[Stored records]
▶

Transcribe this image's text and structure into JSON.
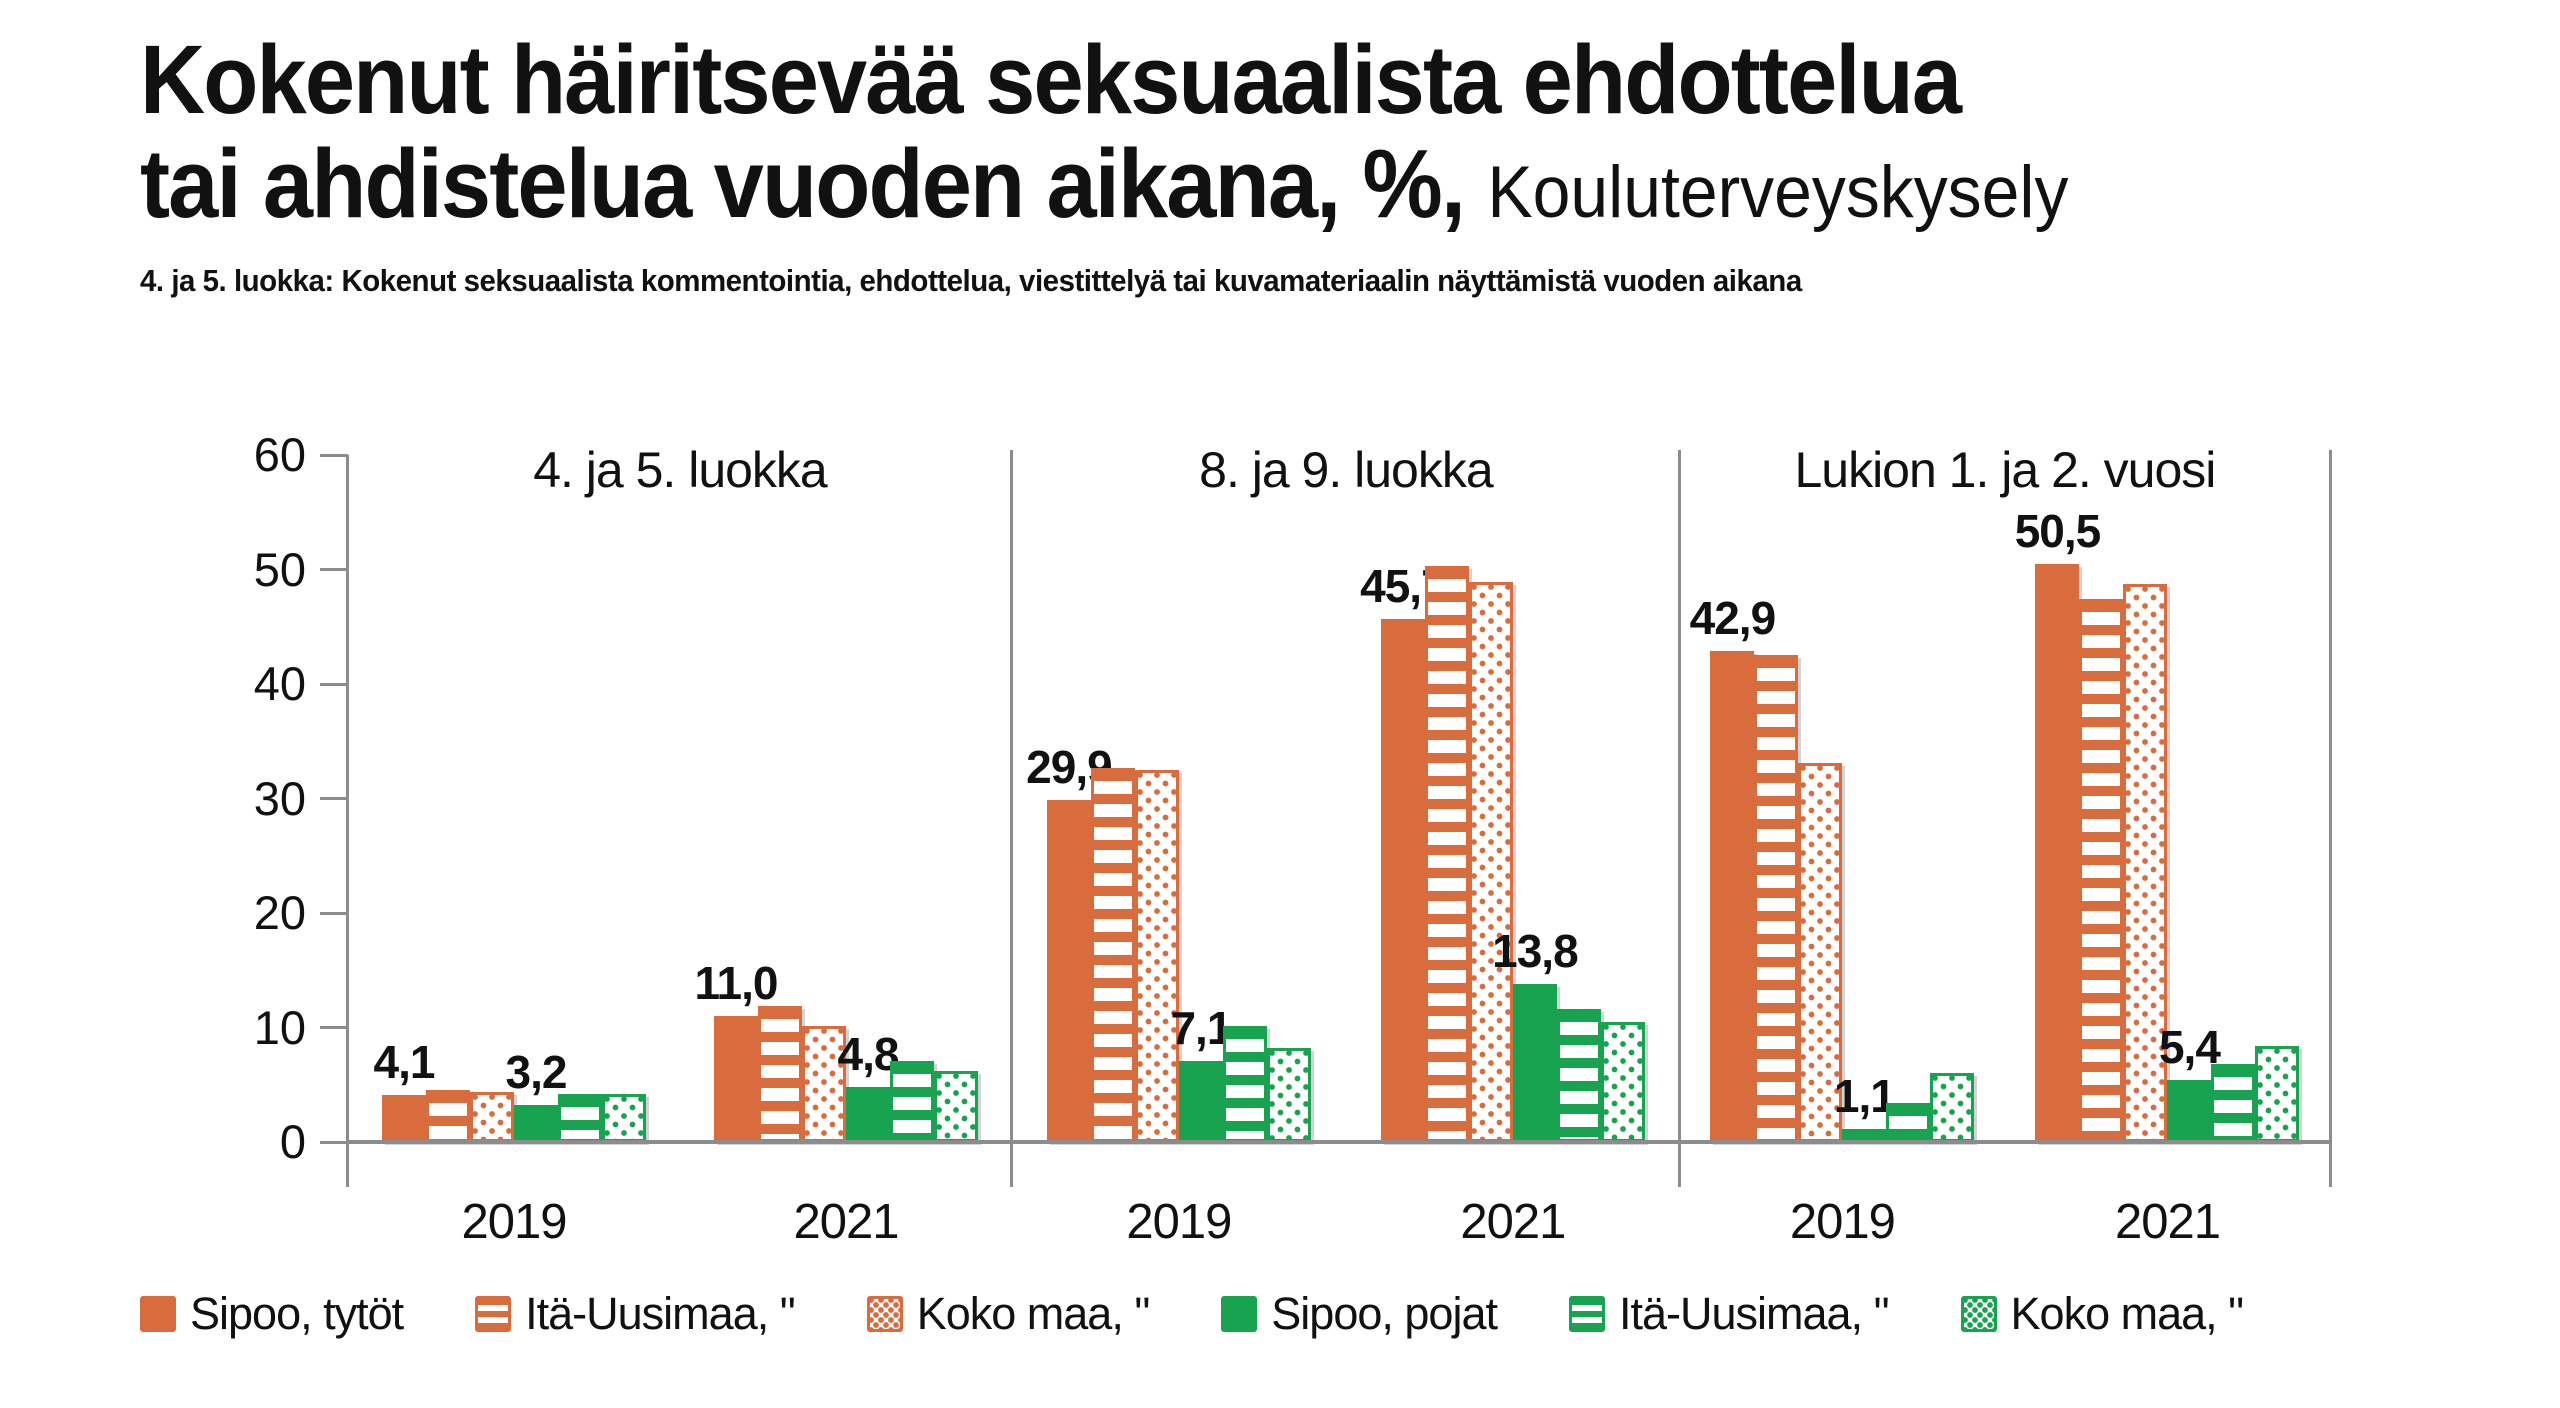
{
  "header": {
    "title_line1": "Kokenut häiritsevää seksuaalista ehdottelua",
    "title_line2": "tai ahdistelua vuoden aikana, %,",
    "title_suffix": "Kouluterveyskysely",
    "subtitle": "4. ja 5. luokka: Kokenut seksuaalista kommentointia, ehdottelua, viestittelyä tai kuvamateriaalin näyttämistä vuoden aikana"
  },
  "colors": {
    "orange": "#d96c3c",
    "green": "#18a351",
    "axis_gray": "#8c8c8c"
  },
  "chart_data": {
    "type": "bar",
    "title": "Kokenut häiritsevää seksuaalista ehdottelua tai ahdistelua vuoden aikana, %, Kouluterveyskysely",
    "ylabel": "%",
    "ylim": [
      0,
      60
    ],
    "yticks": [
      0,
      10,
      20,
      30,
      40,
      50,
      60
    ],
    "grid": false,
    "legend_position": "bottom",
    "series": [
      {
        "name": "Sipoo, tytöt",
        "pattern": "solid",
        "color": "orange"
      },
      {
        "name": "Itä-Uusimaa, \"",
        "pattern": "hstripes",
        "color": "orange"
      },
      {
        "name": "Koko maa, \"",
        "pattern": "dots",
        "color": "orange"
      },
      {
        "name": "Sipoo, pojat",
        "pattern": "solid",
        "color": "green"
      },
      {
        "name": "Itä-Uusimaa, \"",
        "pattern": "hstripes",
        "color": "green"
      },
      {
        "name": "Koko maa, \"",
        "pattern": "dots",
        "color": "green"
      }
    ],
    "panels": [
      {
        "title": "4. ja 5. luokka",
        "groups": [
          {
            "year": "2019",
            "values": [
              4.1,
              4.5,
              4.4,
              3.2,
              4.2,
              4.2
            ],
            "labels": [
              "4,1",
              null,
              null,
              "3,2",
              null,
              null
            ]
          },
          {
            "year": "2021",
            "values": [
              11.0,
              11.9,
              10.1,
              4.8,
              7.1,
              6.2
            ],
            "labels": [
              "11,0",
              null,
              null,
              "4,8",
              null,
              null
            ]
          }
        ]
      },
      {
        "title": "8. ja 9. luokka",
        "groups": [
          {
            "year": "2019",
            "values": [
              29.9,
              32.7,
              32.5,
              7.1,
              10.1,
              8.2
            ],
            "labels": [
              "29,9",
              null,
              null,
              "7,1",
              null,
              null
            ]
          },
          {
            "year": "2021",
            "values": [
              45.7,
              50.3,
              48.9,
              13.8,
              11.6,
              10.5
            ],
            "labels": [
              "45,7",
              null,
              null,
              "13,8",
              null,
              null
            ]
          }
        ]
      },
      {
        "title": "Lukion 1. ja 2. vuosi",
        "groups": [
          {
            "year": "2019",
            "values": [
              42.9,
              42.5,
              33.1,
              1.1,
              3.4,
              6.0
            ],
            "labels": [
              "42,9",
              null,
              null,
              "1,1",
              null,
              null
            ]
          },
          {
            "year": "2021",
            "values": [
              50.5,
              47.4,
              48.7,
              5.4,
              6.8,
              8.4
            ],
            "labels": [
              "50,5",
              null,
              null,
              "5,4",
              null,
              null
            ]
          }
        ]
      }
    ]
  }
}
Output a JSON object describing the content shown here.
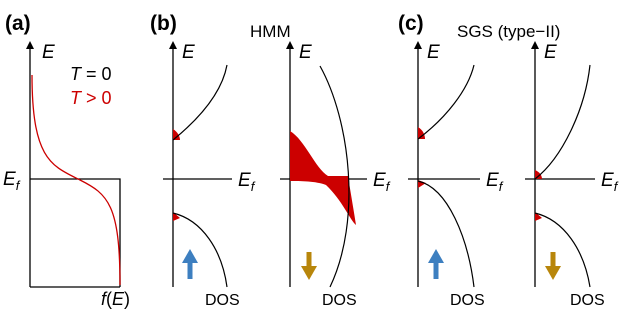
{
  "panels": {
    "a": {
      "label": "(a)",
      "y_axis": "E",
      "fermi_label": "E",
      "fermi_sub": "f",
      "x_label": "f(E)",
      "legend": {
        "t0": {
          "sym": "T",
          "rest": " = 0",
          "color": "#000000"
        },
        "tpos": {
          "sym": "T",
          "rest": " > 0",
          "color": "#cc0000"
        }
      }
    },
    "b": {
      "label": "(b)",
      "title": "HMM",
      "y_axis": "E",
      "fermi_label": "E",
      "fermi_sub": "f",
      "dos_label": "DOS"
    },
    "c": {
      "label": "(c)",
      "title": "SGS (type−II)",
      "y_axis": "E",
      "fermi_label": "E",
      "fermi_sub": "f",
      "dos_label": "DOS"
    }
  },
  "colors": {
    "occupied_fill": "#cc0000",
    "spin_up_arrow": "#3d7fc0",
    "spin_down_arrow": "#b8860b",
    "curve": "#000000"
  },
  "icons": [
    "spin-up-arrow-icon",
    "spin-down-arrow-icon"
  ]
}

◀

#### Written exercise
Generate a word-for-word copy of the preceding records, excluding all pictures.

#### Response to this exercise
Transcribe this image's text and structure into JSON.
{
  "header": {
    "title_line1": "Kokenut häiritsevää seksuaalista ehdottelua",
    "title_line2": "tai ahdistelua vuoden aikana, %,",
    "title_suffix": "Kouluterveyskysely",
    "subtitle": "4. ja 5. luokka: Kokenut seksuaalista kommentointia, ehdottelua, viestittelyä tai kuvamateriaalin näyttämistä vuoden aikana"
  },
  "colors": {
    "orange": "#d96c3c",
    "green": "#18a351",
    "axis_gray": "#8c8c8c"
  },
  "chart_data": {
    "type": "bar",
    "title": "Kokenut häiritsevää seksuaalista ehdottelua tai ahdistelua vuoden aikana, %, Kouluterveyskysely",
    "ylabel": "%",
    "ylim": [
      0,
      60
    ],
    "yticks": [
      0,
      10,
      20,
      30,
      40,
      50,
      60
    ],
    "grid": false,
    "legend_position": "bottom",
    "series": [
      {
        "name": "Sipoo, tytöt",
        "pattern": "solid",
        "color": "orange"
      },
      {
        "name": "Itä-Uusimaa, \"",
        "pattern": "hstripes",
        "color": "orange"
      },
      {
        "name": "Koko maa, \"",
        "pattern": "dots",
        "color": "orange"
      },
      {
        "name": "Sipoo, pojat",
        "pattern": "solid",
        "color": "green"
      },
      {
        "name": "Itä-Uusimaa, \"",
        "pattern": "hstripes",
        "color": "green"
      },
      {
        "name": "Koko maa, \"",
        "pattern": "dots",
        "color": "green"
      }
    ],
    "panels": [
      {
        "title": "4. ja 5. luokka",
        "groups": [
          {
            "year": "2019",
            "values": [
              4.1,
              4.5,
              4.4,
              3.2,
              4.2,
              4.2
            ],
            "labels": [
              "4,1",
              null,
              null,
              "3,2",
              null,
              null
            ]
          },
          {
            "year": "2021",
            "values": [
              11.0,
              11.9,
              10.1,
              4.8,
              7.1,
              6.2
            ],
            "labels": [
              "11,0",
              null,
              null,
              "4,8",
              null,
              null
            ]
          }
        ]
      },
      {
        "title": "8. ja 9. luokka",
        "groups": [
          {
            "year": "2019",
            "values": [
              29.9,
              32.7,
              32.5,
              7.1,
              10.1,
              8.2
            ],
            "labels": [
              "29,9",
              null,
              null,
              "7,1",
              null,
              null
            ]
          },
          {
            "year": "2021",
            "values": [
              45.7,
              50.3,
              48.9,
              13.8,
              11.6,
              10.5
            ],
            "labels": [
              "45,7",
              null,
              null,
              "13,8",
              null,
              null
            ]
          }
        ]
      },
      {
        "title": "Lukion 1. ja 2. vuosi",
        "groups": [
          {
            "year": "2019",
            "values": [
              42.9,
              42.5,
              33.1,
              1.1,
              3.4,
              6.0
            ],
            "labels": [
              "42,9",
              null,
              null,
              "1,1",
              null,
              null
            ]
          },
          {
            "year": "2021",
            "values": [
              50.5,
              47.4,
              48.7,
              5.4,
              6.8,
              8.4
            ],
            "labels": [
              "50,5",
              null,
              null,
              "5,4",
              null,
              null
            ]
          }
        ]
      }
    ]
  }
}
Output a JSON object describing the content shown here.
{
  "panels": {
    "a": {
      "label": "(a)",
      "y_axis": "E",
      "fermi_label": "E",
      "fermi_sub": "f",
      "x_label": "f(E)",
      "legend": {
        "t0": {
          "sym": "T",
          "rest": " = 0",
          "color": "#000000"
        },
        "tpos": {
          "sym": "T",
          "rest": " > 0",
          "color": "#cc0000"
        }
      }
    },
    "b": {
      "label": "(b)",
      "title": "HMM",
      "y_axis": "E",
      "fermi_label": "E",
      "fermi_sub": "f",
      "dos_label": "DOS"
    },
    "c": {
      "label": "(c)",
      "title": "SGS (type−II)",
      "y_axis": "E",
      "fermi_label": "E",
      "fermi_sub": "f",
      "dos_label": "DOS"
    }
  },
  "colors": {
    "occupied_fill": "#cc0000",
    "spin_up_arrow": "#3d7fc0",
    "spin_down_arrow": "#b8860b",
    "curve": "#000000"
  },
  "icons": [
    "spin-up-arrow-icon",
    "spin-down-arrow-icon"
  ]
}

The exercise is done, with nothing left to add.